# READING TEXT:
Next is setup_machine. This function sets up the fields of Machine object, I think most likely a constructor since it is called right after new. Moving on, get_something returns the value of a field of machine, to determine when the loop should exit.

The interesting function is do_something.

void do_something(Machine *machine)

{
  FUN_555555555740(machine);
  if (machine->reg2 != '\0') {
    execute(machine);
  }
  if (machine->reg1 != '\0') {
    FUN_555555555560(machine);
  }
  FUN_555555555690(machine);
  return;
}

Clicking into the functions one by one, only execute is not complicated.

void execute(Machine *machine)

# REQUIREMENTS:
1 - Print word for word the part of the decompiled-code write-up that opens with the words containing "Next is setup_machine." and closes with "void do_something(Machine *machine)".
2 - Answer from the decompiled-code write-up:
(a) Which function is called right after new?
(b) What does the value returned by get_something determine?
(c) In do_something, which field must not equal '\0' for execute to be called?

# DATASET:
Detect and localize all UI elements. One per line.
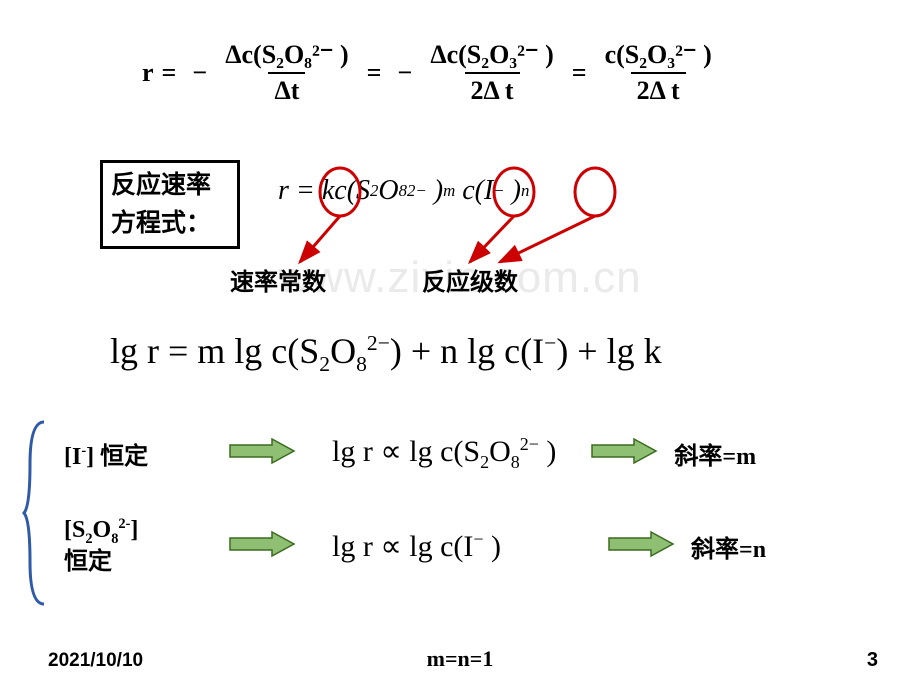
eq-lhs: r <box>142 58 154 88</box>
eq-equals1: = <box>162 58 177 88</box>
eq-frac1-den: Δt <box>268 72 305 106</box>
cond-i-result: 斜率=m <box>674 436 756 471</box>
rate-law-equation: r = kc(S2O82− )m c(I− )n <box>278 175 529 207</box>
condition-row-i-constant: [I-] 恒定 lg r ∝ lg c(S2O82− ) 斜率=m <box>64 434 756 473</box>
rate-constant-label: 速率常数 <box>230 262 326 297</box>
eq-frac2-num: Δc(S₂O₃²⁻ ) <box>424 40 559 72</box>
footer-date: 2021/10/10 <box>48 650 143 672</box>
arrow-icon <box>228 435 298 472</box>
arrow-icon <box>590 435 660 472</box>
eq-frac2-den: 2Δ t <box>465 72 520 106</box>
footer-caption: m=n=1 <box>427 646 494 672</box>
reaction-order-label: 反应级数 <box>422 262 518 297</box>
condition-row-s2o8-constant: [S2O82-]恒定 lg r ∝ lg c(I− ) 斜率=n <box>64 516 766 577</box>
arrow-icon <box>607 528 677 565</box>
rate-law-box-label: 反应速率 方程式： <box>100 160 240 249</box>
eq-sign1: − <box>192 58 207 88</box>
eq-frac3: c(S₂O₃²⁻ ) 2Δ t <box>599 40 718 106</box>
eq-equals3: = <box>572 58 587 88</box>
log-rate-equation: lg r = m lg c(S2O82−) + n lg c(I−) + lg … <box>110 330 662 377</box>
eq-sign2: − <box>397 58 412 88</box>
eq-equals2: = <box>367 58 382 88</box>
curly-bracket-icon <box>22 418 50 608</box>
eq-frac2: Δc(S₂O₃²⁻ ) 2Δ t <box>424 40 559 106</box>
cond-i-label: [I-] 恒定 <box>64 436 214 471</box>
footer-page-number: 3 <box>867 649 878 672</box>
eq-frac1: Δc(S₂O₈²⁻ ) Δt <box>219 40 354 106</box>
eq-frac1-num: Δc(S₂O₈²⁻ ) <box>219 40 354 72</box>
cond-s-result: 斜率=n <box>691 529 766 564</box>
cond-i-eq: lg r ∝ lg c(S2O82− ) <box>332 434 556 473</box>
arrow-icon <box>228 528 298 565</box>
cond-s-label: [S2O82-]恒定 <box>64 516 214 577</box>
eq-frac3-den: 2Δ t <box>631 72 686 106</box>
cond-s-eq: lg r ∝ lg c(I− ) <box>332 529 501 564</box>
rate-definition-equation: r = − Δc(S₂O₈²⁻ ) Δt = − Δc(S₂O₃²⁻ ) 2Δ … <box>142 40 722 106</box>
eq-frac3-num: c(S₂O₃²⁻ ) <box>599 40 718 72</box>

# SOLUTION LIST:
1 -
Next is setup_machine. This function sets up the fields of Machine object, I think most likely a constructor since it is called right after new. Moving on, get_something returns the value of a field of machine, to determine when the loop should exit.

The interesting function is do_something.

void do_something(Machine *machine)

2 -
(a) setup_machine
(b) When the loop should exit
(c) reg2